_PARTES DO EXERCÍCIO_
**A.** Traduza para o inglês esta frase do texto sobre as jangadas: "Acho belíssimas as jangadas, sinto por elas o maior respeito."
**B.** No texto sobre as jangadas, de que é feita a força interior que transforma os pescadores? Enumere todos os elementos citados.
**C.** Reproduza sem alterações a parte do texto sobre as jangadas que começa em "Acho belíssimas as" e vai até "que hoje conhecemos.".

_TRECHO DO DOCUMENTO_
>>>

Daqui avisto as velas alvas e belas das jangadas, que dão encanto e poesia ao mar, e com sua leveza de ave acrescentam uma impressão de suavidade à paisagem. Agora mesmo, ao cair da tarde, posso ver algumas velas abertas em terra, com as pontas graciosamente curvas, arejando-se depois uma viagem marinha. Quando vou caminhar na areia, pela manhã, o espetáculo da saída das jangadas é sempre fascinante. Às vezes surpreendente, como no dia em que vi uma carroça puxada por um cavalo adentrando o mar, até chegar ao lado de uma jangada, creio que para entregar gelo aos pescadores. Quando eles vão para a pesca de dormida, em alto-mar, demoram a sair, pois precisam levar gás, lamparina, muda de roupa, muitas coisas... e ficam ali na areia, conversando, na maior calma. Chega um, outro, isto, aquilo... Tudo pronto, decidem partir. Vejo aquele nem tão grande esforço para rolar o imenso peso areia abaixo, as velas já enfunadas, nas quais eles vão salpicando água, até o momento em que a jangada entra nas ondas e começa a flutuar, subitamente leve, solta, soberana. É um momento de magia, quando barco e pescador encontram sua verdadeira natureza, e os homens rudes que lutam pelo dia a dia parecem se tomar de uma divindade interior, que os transforma não em deuses, pois continuam mortais, mas entidades capazes de enfrentar os trabalhos do mar, como os heróis, como Ulisses. Acaba a conversa, a movimentação descontraída, acaba a distração... Eles se transformam por uma força interior, feita de coragem, disciplina, confiança, consciência do perigo, estado de alerta... São dotados de um conhecimento aplicado, verdadeiro, tradicional. "Pescador é filho de pescador". Lá vai ela... Minha jangada de vela, que vento queres levar? De dia, vento de terra, de noite, vento de mar.

Acho belíssimas as jangadas, sinto por elas o maior respeito. Elas guardam um conhecimento milenar, têm uma história antiga de lenta evolução e adaptação às características de nossa costa cearense. Sua ideia começou com os troncos simples usados pelos povos primitivos que depois aprenderam a amarrar vários paus, impelindo a balsa com uma vara. Por influência dos portugueses, seu vasto conhecimento marítimo e sua experiência por oceanos longínquos, a balsa dos índios passou a levar uma vela pequena, quadrada, asiática. Depois foi se adaptando, recebeu vela latina, bolina, remo de governo, e tomou a forma que hoje conhecemos.

<<<

_INFORMAÇÕES REGISTRADAS_

>>>

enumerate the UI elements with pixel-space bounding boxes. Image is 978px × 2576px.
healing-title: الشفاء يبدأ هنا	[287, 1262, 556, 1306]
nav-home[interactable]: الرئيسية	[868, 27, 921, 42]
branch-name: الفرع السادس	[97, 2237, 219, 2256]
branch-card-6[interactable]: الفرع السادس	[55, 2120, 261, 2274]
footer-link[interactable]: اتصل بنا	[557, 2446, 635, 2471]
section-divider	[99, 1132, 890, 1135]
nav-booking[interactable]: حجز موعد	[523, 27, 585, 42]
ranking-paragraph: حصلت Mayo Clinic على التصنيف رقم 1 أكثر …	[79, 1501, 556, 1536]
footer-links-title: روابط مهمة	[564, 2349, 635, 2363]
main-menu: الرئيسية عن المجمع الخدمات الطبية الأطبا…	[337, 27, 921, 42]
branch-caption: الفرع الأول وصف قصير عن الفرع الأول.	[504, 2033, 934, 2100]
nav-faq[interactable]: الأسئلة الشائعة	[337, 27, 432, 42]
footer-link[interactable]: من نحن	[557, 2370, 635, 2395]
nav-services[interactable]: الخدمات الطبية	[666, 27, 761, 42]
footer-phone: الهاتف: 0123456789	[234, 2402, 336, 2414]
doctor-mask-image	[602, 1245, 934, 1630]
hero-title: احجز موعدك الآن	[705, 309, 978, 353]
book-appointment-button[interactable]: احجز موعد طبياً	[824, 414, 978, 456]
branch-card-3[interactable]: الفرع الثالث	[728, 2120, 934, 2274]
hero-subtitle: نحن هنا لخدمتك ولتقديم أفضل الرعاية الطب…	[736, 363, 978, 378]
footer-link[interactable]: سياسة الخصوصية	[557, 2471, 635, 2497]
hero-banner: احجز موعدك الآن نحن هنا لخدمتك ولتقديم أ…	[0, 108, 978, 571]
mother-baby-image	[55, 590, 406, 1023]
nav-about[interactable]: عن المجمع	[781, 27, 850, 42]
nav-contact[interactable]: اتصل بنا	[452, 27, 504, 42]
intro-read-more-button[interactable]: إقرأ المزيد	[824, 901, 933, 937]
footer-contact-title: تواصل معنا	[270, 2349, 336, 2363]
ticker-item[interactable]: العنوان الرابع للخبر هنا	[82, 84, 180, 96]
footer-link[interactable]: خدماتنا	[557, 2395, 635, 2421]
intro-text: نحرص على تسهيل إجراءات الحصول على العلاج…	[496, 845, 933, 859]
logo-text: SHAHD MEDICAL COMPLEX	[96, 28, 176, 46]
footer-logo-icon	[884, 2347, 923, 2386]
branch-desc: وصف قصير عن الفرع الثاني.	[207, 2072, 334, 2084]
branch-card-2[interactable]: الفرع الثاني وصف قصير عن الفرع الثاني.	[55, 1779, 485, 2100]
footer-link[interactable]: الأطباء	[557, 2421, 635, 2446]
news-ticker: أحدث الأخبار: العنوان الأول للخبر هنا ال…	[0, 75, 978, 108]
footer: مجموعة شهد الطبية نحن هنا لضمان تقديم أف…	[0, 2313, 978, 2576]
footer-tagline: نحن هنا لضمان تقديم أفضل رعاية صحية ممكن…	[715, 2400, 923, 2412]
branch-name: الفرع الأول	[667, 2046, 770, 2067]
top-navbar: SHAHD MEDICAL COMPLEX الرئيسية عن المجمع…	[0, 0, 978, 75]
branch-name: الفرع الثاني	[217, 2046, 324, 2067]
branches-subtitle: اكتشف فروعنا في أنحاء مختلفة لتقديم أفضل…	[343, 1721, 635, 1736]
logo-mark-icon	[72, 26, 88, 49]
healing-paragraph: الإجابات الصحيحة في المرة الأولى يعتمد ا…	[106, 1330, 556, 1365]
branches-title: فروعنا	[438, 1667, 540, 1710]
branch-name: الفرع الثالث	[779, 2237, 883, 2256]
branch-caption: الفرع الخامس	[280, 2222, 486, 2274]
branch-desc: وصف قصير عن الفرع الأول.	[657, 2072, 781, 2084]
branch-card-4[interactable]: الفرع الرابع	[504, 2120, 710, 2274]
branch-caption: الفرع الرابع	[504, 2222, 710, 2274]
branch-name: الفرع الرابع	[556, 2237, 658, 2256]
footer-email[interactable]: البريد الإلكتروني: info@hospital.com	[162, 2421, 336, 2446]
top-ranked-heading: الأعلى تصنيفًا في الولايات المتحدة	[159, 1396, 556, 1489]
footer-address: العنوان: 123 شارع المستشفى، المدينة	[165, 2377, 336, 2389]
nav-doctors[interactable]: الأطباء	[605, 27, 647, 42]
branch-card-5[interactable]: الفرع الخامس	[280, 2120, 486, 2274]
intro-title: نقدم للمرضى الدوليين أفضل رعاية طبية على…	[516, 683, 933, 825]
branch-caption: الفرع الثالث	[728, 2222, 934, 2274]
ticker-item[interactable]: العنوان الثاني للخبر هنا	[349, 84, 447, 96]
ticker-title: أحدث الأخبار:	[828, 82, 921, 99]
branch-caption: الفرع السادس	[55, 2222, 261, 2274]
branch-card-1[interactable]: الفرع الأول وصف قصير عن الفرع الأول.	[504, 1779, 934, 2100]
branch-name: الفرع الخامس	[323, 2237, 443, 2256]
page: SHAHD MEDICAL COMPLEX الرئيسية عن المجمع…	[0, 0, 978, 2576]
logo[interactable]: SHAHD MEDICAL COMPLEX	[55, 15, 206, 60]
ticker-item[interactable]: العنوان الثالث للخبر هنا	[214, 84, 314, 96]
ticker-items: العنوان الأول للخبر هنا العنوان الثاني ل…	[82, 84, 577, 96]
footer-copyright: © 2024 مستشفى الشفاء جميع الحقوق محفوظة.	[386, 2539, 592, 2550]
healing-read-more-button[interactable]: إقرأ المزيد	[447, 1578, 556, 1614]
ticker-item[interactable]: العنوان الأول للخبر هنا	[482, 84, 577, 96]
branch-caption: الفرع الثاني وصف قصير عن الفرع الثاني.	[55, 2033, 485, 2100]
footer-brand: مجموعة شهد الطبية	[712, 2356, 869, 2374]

<<<

_RESPOSTAS ABAIXO_
**A.** I find the jangadas extremely beautiful; I feel the greatest respect for them.

**B.** coragem, disciplina, confiança, consciência do perigo, estado de alerta

**C.**
Acho belíssimas as jangadas, sinto por elas o maior respeito. Elas guardam um conhecimento milenar, têm uma história antiga de lenta evolução e adaptação às características de nossa costa cearense. Sua ideia começou com os troncos simples usados pelos povos primitivos que depois aprenderam a amarrar vários paus, impelindo a balsa com uma vara. Por influência dos portugueses, seu vasto conhecimento marítimo e sua experiência por oceanos longínquos, a balsa dos índios passou a levar uma vela pequena, quadrada, asiática. Depois foi se adaptando, recebeu vela latina, bolina, remo de governo, e tomou a forma que hoje conhecemos.